# Problem details
Identify the lines containing the word "pole". Copy each one.

[START Task data]

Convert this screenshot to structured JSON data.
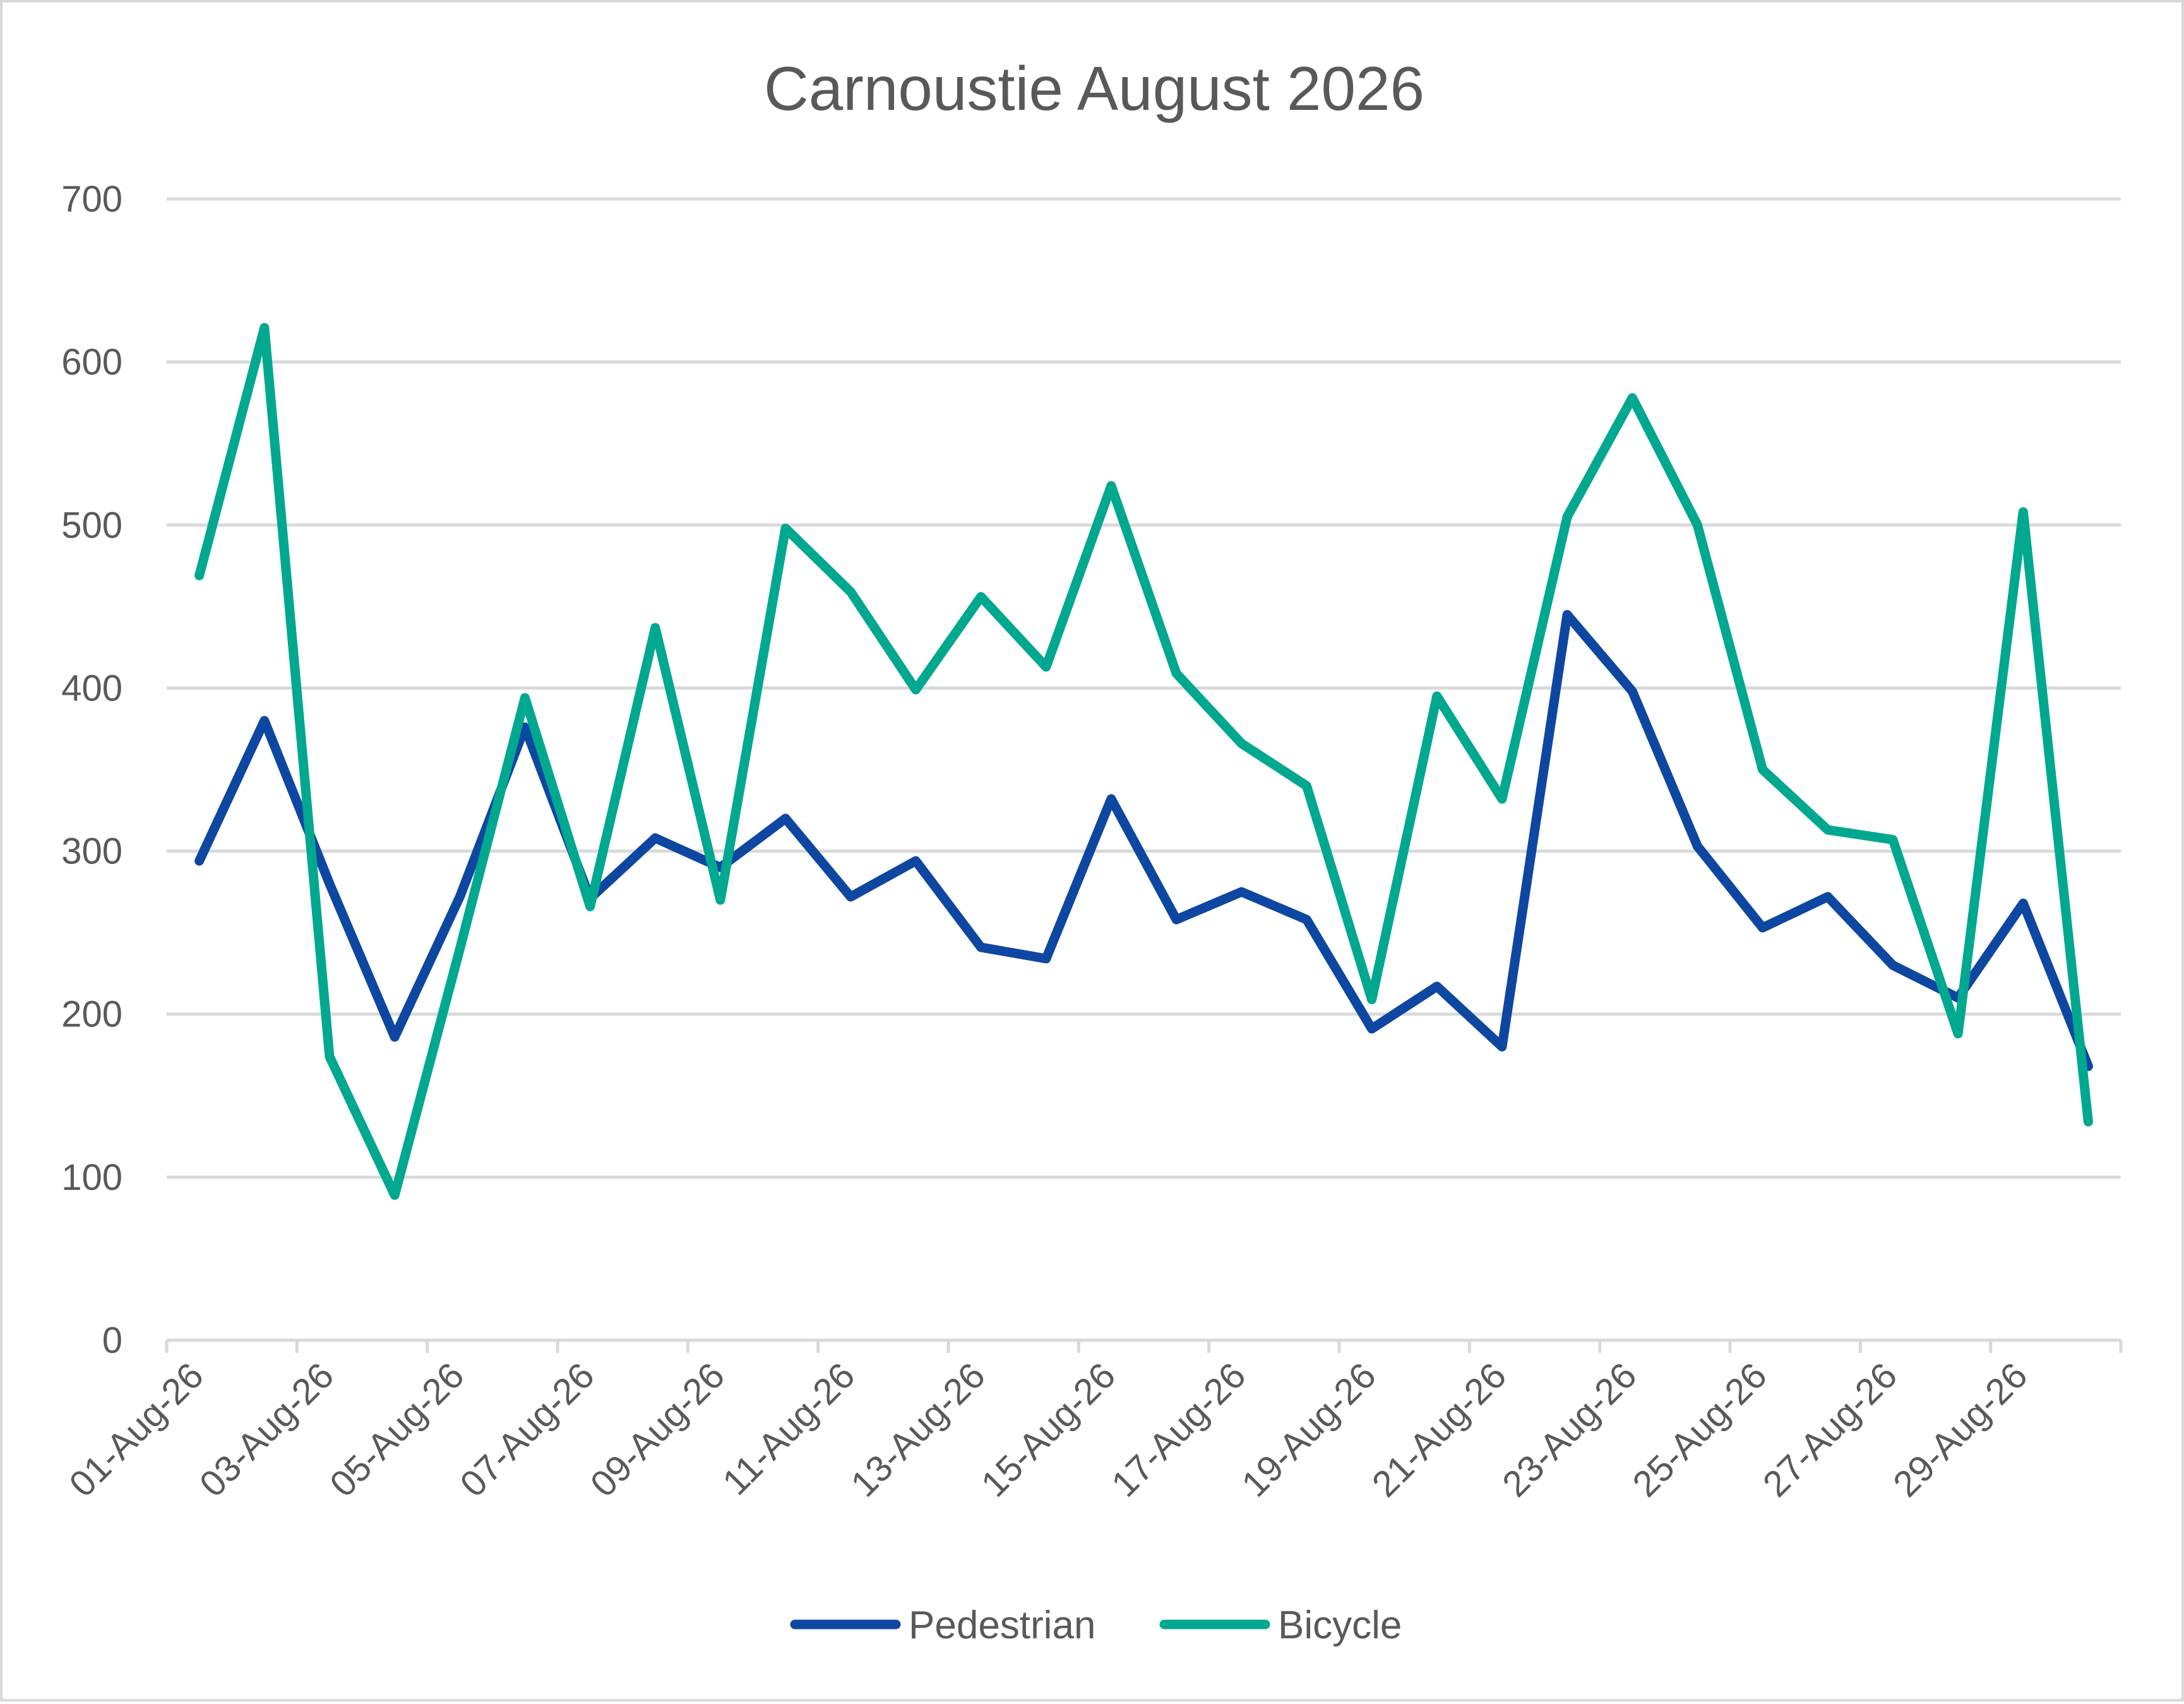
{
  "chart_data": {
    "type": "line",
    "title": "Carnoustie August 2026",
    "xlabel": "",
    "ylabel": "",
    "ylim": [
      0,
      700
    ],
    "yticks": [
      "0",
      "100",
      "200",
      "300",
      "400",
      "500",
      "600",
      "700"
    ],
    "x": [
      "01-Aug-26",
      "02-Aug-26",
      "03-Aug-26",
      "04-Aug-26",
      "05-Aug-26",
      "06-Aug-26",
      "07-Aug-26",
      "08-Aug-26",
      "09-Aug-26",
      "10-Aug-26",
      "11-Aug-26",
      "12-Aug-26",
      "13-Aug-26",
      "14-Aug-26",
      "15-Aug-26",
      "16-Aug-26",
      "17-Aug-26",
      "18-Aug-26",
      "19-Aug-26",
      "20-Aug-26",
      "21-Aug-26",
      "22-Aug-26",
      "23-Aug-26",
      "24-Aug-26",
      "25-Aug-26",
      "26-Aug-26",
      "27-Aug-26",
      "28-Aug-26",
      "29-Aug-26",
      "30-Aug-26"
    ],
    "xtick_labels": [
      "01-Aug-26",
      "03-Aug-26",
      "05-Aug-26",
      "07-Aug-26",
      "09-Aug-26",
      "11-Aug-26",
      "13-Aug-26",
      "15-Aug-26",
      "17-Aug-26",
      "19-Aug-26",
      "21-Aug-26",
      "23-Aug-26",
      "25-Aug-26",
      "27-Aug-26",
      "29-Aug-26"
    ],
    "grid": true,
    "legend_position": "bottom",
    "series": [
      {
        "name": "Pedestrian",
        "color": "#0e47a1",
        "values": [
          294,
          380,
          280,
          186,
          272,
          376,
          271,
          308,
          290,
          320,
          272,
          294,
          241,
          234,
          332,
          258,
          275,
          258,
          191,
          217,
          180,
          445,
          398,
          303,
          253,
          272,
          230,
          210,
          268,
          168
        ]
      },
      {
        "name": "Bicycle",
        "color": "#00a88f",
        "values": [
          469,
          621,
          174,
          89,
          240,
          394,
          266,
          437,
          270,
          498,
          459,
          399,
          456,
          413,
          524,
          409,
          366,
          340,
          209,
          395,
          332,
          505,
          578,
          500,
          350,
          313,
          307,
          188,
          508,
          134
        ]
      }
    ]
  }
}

[END Task data]
[START Task data]

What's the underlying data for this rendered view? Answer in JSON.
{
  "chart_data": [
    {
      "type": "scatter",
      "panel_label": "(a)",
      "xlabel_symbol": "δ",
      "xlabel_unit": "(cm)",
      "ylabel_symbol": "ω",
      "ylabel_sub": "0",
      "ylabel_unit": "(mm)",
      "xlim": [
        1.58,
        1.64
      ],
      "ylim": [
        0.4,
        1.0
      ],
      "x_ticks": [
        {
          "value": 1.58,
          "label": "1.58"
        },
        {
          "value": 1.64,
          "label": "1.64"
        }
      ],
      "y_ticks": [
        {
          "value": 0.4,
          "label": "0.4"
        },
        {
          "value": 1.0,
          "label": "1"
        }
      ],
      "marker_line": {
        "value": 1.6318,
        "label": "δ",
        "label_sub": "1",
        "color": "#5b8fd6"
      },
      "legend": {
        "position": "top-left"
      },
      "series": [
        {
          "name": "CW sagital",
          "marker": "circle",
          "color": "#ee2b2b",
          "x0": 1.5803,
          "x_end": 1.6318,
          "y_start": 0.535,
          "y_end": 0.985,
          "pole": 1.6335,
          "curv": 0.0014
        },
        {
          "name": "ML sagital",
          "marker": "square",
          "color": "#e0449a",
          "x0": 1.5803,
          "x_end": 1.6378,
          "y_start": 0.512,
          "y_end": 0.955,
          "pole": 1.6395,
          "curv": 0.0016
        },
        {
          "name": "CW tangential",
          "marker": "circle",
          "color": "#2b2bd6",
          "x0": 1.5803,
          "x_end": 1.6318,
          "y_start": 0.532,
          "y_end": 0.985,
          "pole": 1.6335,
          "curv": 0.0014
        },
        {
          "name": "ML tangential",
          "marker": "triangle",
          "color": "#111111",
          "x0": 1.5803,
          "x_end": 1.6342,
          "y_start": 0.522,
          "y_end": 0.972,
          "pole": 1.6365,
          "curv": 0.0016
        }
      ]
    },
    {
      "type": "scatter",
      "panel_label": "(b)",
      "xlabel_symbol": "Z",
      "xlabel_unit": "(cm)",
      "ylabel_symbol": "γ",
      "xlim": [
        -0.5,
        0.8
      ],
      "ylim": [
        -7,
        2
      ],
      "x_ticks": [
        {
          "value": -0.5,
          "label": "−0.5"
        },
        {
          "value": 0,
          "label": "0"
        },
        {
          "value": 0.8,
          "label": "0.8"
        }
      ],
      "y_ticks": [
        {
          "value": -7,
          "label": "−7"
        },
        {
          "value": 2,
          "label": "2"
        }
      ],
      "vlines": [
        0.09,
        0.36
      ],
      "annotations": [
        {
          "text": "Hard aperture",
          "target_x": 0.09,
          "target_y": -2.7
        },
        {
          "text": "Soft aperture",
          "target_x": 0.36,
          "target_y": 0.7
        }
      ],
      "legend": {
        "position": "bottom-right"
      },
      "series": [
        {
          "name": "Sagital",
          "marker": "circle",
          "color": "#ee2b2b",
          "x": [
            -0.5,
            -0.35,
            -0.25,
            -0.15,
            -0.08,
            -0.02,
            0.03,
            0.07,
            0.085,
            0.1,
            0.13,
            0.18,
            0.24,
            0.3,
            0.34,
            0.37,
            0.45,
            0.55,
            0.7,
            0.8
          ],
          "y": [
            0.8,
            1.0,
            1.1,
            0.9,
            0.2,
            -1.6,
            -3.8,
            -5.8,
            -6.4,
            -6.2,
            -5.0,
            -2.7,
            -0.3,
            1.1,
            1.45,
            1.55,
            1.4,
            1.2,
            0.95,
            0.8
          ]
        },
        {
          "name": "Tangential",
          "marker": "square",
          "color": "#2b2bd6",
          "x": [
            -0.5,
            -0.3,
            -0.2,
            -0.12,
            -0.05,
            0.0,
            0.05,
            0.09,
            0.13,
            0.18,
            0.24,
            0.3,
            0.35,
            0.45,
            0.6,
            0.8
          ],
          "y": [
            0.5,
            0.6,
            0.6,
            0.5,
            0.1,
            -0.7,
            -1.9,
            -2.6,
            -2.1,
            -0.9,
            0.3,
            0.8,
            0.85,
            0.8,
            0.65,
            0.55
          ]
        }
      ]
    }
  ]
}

[END Task data]

# Solved exercise
          "pole": 1.6335,
          "pole": 1.6395,
          "pole": 1.6335,
          "pole": 1.6365,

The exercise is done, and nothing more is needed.